# Records for processing:
* * * * *
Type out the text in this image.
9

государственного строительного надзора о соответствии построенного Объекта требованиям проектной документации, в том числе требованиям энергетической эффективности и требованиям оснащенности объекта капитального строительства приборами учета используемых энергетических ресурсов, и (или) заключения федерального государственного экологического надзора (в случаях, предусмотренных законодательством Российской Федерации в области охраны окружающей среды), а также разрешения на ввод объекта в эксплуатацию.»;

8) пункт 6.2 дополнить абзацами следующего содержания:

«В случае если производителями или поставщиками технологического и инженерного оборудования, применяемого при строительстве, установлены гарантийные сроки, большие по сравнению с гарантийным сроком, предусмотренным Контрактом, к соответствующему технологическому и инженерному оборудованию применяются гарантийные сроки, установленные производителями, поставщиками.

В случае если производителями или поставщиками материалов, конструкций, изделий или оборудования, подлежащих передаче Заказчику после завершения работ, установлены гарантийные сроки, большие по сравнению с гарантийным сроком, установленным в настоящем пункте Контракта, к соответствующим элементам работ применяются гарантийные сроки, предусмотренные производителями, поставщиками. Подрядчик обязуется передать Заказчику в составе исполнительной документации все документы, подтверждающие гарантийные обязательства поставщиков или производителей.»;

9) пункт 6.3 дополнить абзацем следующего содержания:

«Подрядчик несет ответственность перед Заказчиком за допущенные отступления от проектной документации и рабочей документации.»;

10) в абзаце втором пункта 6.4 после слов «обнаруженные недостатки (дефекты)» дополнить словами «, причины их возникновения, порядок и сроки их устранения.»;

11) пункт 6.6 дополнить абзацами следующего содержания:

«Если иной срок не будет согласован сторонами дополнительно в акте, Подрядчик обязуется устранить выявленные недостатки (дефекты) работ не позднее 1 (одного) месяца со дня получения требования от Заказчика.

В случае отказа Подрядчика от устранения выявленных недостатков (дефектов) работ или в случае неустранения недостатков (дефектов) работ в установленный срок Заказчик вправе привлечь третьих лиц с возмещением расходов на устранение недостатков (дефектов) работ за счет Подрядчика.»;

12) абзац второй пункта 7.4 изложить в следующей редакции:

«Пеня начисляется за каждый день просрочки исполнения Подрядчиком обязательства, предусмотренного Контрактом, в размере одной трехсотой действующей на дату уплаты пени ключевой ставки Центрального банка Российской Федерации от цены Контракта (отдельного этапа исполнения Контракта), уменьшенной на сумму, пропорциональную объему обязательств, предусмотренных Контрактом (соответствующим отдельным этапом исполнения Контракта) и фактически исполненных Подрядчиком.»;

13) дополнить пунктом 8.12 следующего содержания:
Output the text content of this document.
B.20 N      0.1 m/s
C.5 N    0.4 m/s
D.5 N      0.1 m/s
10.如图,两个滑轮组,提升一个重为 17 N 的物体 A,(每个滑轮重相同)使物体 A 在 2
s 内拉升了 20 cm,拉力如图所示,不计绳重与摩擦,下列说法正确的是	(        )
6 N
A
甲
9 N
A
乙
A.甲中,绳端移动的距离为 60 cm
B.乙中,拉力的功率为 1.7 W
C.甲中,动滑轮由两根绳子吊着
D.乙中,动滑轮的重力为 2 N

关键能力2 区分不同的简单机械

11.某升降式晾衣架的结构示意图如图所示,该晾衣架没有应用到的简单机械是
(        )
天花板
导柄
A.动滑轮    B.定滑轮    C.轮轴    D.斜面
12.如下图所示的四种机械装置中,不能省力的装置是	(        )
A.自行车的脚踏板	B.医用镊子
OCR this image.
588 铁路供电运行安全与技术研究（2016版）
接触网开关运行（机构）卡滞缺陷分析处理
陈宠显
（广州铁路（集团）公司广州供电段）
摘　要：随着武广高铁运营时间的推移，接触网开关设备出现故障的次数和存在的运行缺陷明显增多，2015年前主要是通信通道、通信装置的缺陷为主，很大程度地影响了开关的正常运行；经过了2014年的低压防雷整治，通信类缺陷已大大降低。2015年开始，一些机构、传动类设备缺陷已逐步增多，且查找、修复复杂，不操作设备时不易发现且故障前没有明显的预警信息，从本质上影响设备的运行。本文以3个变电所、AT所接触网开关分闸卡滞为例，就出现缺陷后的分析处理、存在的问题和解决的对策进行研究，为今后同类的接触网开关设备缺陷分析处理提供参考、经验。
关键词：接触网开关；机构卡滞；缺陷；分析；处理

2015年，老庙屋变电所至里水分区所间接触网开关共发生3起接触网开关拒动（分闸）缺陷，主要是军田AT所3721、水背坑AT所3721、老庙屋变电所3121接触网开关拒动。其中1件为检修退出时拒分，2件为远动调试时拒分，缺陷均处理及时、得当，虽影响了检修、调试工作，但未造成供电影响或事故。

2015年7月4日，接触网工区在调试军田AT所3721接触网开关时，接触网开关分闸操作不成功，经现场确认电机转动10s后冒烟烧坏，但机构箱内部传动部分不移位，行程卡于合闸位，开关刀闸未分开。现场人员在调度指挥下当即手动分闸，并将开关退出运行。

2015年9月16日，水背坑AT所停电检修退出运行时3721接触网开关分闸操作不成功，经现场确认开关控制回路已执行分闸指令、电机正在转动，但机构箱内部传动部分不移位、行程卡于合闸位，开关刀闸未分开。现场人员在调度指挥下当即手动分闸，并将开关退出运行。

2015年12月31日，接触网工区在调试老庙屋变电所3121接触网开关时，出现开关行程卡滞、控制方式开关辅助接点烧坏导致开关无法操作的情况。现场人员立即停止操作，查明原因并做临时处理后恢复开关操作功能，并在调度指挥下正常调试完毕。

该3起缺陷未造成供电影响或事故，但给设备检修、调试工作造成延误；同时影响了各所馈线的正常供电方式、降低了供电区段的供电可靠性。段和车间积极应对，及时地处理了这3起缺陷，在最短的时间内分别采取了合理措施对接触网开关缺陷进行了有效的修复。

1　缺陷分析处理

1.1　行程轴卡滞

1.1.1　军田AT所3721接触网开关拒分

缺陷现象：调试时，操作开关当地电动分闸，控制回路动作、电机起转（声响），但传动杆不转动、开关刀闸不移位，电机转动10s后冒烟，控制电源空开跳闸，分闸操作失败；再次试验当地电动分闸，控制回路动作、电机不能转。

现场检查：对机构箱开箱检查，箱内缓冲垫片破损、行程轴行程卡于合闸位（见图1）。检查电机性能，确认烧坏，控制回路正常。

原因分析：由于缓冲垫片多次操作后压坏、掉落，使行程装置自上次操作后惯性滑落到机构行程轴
* * * * *
# What this task involves:
From the listing above, copy every line that includes the word "содержания".

# Solution for this exercise:
8) пункт 6.2 дополнить абзацами следующего содержания:
9) пункт 6.3 дополнить абзацем следующего содержания:
11) пункт 6.6 дополнить абзацами следующего содержания:
13) дополнить пунктом 8.12 следующего содержания:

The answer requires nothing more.